STATED GOAL ▸ State how many lines of the entries hold the string "scanf". Reply with the number alone.

- - - - -

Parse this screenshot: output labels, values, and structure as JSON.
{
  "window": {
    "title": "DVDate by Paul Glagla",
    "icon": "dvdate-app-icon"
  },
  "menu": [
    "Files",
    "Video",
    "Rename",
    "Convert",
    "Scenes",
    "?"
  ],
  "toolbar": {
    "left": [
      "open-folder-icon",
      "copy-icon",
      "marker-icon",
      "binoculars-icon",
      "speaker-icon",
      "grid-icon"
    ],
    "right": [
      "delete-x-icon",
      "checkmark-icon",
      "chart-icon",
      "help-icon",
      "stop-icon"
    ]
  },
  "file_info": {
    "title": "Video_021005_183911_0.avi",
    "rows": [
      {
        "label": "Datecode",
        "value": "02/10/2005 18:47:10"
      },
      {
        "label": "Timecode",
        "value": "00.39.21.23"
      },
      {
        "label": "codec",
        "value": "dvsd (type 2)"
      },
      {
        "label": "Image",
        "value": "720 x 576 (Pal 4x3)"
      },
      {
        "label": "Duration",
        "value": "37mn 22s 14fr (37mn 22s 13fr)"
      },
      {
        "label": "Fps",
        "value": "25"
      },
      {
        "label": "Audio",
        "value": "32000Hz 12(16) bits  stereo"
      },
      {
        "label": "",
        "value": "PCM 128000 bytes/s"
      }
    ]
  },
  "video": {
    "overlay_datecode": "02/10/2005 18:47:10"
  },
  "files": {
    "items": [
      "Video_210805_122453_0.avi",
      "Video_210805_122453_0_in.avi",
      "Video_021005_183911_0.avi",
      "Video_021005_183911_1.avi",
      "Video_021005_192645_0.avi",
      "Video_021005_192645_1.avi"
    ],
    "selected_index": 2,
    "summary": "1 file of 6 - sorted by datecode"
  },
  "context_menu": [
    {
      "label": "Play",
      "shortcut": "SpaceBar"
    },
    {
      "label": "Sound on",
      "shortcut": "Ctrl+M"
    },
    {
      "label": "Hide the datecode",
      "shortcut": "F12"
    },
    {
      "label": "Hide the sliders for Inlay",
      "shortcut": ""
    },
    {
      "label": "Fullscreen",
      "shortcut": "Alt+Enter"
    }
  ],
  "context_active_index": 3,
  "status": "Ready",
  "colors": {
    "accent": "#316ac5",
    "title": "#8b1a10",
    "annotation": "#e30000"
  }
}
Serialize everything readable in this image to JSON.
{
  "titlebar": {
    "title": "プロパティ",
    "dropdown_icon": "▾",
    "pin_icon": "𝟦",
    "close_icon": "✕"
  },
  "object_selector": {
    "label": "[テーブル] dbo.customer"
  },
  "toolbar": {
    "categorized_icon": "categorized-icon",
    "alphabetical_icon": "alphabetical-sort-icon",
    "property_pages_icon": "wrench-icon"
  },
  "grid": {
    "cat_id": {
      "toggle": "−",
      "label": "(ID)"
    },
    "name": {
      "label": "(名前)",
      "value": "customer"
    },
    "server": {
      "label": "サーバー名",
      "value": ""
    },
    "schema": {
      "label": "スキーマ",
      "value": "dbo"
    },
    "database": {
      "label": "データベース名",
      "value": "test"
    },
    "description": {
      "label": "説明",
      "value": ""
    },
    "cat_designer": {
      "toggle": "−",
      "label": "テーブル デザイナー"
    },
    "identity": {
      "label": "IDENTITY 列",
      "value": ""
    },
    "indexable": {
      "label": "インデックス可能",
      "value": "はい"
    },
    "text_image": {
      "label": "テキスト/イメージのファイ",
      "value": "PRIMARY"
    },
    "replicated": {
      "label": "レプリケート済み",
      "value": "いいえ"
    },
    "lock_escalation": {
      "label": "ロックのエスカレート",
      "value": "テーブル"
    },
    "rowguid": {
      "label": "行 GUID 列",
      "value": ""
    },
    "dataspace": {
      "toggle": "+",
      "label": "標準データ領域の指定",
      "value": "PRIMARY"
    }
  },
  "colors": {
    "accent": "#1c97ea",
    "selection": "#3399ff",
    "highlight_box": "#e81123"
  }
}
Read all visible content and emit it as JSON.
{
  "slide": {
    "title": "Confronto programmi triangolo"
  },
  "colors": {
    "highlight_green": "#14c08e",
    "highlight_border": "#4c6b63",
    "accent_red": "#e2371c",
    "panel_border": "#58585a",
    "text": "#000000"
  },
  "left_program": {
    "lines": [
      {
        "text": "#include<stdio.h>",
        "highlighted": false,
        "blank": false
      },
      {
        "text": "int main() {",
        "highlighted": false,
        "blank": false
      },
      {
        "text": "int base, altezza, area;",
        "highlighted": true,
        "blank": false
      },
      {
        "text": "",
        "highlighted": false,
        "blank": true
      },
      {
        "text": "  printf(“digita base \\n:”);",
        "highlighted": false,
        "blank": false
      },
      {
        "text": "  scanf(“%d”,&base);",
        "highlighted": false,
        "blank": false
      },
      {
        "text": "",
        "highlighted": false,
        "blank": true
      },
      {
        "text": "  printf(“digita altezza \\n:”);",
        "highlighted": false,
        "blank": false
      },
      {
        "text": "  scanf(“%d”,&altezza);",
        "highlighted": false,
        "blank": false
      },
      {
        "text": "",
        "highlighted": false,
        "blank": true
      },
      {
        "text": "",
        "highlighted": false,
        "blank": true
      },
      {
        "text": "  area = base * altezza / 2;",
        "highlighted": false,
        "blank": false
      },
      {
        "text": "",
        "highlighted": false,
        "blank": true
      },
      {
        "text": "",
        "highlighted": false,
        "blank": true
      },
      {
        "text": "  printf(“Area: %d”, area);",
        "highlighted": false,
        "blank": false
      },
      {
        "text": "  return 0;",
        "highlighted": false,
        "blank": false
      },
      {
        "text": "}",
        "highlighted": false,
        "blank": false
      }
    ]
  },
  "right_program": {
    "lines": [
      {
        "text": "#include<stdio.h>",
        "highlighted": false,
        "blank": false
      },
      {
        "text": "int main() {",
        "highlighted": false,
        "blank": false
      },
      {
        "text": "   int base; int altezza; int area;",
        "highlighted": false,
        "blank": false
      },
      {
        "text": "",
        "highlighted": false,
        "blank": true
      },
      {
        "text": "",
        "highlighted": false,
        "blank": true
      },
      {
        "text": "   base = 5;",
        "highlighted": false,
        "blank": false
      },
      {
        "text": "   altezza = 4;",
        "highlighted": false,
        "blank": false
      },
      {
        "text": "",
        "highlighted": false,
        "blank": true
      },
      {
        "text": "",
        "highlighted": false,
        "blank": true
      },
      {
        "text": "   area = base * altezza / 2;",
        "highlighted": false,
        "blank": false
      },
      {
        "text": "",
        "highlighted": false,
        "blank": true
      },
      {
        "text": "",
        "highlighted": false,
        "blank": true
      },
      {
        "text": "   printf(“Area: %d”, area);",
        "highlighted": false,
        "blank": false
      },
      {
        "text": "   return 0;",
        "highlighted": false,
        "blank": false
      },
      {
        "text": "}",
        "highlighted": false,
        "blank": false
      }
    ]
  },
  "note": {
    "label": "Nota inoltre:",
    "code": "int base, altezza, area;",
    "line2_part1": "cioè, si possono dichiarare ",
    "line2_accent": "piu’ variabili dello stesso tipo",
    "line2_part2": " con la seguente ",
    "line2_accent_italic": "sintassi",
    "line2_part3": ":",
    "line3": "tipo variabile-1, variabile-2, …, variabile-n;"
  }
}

- - - - -

OUTPUT ▸ 2